Tally the lines in the data that follows that include the word "those", and report nothing but the total.

(Entries from a dataset)
____
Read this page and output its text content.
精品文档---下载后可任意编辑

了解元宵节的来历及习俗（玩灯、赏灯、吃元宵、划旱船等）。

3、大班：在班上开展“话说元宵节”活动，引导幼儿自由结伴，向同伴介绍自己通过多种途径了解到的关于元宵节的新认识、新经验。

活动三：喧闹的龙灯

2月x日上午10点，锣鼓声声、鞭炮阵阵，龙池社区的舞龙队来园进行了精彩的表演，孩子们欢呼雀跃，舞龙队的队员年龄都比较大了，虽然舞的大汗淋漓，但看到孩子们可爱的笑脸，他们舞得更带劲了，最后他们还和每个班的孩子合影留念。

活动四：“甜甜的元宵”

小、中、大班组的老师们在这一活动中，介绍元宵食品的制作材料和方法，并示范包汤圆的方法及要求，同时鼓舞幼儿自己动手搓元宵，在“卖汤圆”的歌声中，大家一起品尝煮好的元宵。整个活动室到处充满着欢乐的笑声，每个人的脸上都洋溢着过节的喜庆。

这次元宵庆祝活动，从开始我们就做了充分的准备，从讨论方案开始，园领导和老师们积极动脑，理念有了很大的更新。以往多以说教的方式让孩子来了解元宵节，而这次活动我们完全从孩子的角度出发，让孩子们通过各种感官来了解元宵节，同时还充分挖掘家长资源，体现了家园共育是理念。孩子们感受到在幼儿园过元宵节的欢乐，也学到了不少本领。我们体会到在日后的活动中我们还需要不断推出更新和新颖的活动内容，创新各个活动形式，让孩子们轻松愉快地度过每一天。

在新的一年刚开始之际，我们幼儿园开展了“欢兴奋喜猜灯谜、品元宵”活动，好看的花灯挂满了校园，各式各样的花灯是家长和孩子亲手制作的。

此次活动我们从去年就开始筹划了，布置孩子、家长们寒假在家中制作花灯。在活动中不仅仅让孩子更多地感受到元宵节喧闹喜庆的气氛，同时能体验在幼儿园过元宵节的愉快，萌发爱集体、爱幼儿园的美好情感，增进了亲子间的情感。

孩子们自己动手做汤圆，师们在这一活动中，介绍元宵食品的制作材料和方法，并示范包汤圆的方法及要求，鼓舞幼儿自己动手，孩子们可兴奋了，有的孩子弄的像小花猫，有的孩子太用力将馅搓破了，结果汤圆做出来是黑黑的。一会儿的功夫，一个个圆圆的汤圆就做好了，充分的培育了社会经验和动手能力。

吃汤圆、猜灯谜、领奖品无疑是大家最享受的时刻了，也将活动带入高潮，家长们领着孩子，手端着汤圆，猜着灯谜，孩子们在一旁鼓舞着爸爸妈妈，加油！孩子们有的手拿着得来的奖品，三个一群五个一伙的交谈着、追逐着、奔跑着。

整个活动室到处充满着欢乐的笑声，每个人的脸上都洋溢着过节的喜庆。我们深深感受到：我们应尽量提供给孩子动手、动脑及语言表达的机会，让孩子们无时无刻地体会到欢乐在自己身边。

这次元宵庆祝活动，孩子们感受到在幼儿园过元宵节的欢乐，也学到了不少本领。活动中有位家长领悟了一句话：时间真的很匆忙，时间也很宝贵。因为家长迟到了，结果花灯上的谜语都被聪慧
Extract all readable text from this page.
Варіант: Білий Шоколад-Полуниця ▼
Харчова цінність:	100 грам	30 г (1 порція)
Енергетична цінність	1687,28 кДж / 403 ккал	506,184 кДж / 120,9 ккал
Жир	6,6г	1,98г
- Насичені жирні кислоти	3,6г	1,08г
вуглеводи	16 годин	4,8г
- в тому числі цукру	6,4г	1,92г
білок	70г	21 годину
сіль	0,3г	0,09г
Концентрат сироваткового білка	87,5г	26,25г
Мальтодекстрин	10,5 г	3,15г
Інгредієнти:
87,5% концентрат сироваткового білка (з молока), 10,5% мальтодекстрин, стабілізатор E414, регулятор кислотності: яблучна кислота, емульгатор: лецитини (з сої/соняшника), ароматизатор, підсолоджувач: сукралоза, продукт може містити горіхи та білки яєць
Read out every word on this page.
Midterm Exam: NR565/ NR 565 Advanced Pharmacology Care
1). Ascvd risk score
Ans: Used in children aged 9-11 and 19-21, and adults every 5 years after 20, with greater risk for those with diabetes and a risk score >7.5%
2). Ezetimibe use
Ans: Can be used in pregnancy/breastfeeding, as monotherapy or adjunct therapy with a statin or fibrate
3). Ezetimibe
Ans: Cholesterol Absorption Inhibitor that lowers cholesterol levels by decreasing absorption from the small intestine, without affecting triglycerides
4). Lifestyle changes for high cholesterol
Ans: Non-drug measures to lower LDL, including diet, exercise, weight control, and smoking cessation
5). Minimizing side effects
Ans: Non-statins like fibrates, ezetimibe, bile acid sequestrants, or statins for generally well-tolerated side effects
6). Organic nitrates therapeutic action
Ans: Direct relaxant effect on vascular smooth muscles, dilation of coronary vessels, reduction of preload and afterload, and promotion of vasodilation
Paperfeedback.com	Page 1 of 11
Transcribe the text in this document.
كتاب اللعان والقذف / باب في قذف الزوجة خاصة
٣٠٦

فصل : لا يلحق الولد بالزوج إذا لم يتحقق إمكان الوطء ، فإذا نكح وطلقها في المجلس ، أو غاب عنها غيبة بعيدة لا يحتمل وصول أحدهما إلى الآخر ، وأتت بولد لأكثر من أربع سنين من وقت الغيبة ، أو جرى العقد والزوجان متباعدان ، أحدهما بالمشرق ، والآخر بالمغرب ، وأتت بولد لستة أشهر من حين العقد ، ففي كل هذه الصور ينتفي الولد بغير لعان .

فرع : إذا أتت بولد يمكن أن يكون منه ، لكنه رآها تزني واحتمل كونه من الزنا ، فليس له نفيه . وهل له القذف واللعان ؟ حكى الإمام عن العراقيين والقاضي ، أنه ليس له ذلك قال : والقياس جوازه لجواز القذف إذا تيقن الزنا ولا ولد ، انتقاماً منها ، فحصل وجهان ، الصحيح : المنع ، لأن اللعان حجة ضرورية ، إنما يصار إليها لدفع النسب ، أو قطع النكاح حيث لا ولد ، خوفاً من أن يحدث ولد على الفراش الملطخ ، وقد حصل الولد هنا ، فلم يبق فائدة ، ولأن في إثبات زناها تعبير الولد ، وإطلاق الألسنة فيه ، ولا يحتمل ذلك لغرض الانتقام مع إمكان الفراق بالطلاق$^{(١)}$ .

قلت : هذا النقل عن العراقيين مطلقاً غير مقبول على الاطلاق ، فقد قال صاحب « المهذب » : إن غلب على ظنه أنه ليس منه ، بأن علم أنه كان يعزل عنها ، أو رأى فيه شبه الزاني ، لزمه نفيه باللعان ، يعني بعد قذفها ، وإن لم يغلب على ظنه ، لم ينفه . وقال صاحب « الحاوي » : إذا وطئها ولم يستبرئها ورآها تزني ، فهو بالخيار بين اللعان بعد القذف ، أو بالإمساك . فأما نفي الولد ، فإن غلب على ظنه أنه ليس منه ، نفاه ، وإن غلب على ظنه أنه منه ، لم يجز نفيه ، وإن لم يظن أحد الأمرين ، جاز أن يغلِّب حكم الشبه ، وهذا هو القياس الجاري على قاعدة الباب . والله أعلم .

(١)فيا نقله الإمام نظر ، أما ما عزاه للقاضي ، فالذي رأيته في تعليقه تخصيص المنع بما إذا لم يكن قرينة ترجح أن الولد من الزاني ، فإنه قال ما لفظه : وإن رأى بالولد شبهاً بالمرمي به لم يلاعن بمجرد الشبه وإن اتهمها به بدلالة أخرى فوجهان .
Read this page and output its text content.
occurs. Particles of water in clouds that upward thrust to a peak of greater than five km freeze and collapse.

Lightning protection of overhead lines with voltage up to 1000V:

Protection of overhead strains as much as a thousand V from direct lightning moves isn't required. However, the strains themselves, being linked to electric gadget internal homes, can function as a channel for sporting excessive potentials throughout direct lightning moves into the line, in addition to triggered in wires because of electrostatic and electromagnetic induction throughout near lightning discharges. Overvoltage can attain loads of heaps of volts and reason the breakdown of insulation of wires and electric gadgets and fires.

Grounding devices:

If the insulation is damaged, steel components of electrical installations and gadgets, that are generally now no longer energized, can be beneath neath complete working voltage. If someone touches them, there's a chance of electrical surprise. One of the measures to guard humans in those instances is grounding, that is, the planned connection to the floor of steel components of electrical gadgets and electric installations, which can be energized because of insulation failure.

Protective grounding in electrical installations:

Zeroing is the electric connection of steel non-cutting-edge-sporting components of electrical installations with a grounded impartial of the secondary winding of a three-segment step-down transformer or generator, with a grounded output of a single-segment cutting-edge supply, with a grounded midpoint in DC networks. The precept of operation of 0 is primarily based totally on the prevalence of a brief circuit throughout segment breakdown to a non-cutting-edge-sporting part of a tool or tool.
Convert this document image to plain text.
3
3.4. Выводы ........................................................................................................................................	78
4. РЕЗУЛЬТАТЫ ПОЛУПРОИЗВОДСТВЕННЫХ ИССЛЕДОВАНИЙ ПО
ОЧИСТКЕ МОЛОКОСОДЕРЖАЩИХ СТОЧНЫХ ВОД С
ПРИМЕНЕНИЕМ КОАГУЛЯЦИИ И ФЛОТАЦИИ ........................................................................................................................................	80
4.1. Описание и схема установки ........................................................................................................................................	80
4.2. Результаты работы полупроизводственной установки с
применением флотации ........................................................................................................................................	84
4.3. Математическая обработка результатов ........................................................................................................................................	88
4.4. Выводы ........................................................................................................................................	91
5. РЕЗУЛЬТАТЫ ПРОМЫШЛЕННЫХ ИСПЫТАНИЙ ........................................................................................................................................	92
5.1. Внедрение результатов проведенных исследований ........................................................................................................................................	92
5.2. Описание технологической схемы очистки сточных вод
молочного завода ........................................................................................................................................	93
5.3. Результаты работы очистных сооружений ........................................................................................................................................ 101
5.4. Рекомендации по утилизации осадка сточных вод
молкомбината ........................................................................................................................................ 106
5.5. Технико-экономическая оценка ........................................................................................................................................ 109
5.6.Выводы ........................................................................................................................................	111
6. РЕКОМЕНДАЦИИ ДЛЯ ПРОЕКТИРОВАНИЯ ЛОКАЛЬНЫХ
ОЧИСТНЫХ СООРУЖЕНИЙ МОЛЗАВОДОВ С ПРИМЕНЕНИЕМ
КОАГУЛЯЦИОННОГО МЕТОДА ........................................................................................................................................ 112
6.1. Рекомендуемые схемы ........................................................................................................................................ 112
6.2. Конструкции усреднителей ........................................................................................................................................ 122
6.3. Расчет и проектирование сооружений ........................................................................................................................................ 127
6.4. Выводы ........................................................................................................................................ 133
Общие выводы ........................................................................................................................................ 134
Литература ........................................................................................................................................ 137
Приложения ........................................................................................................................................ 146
____
Solution: 2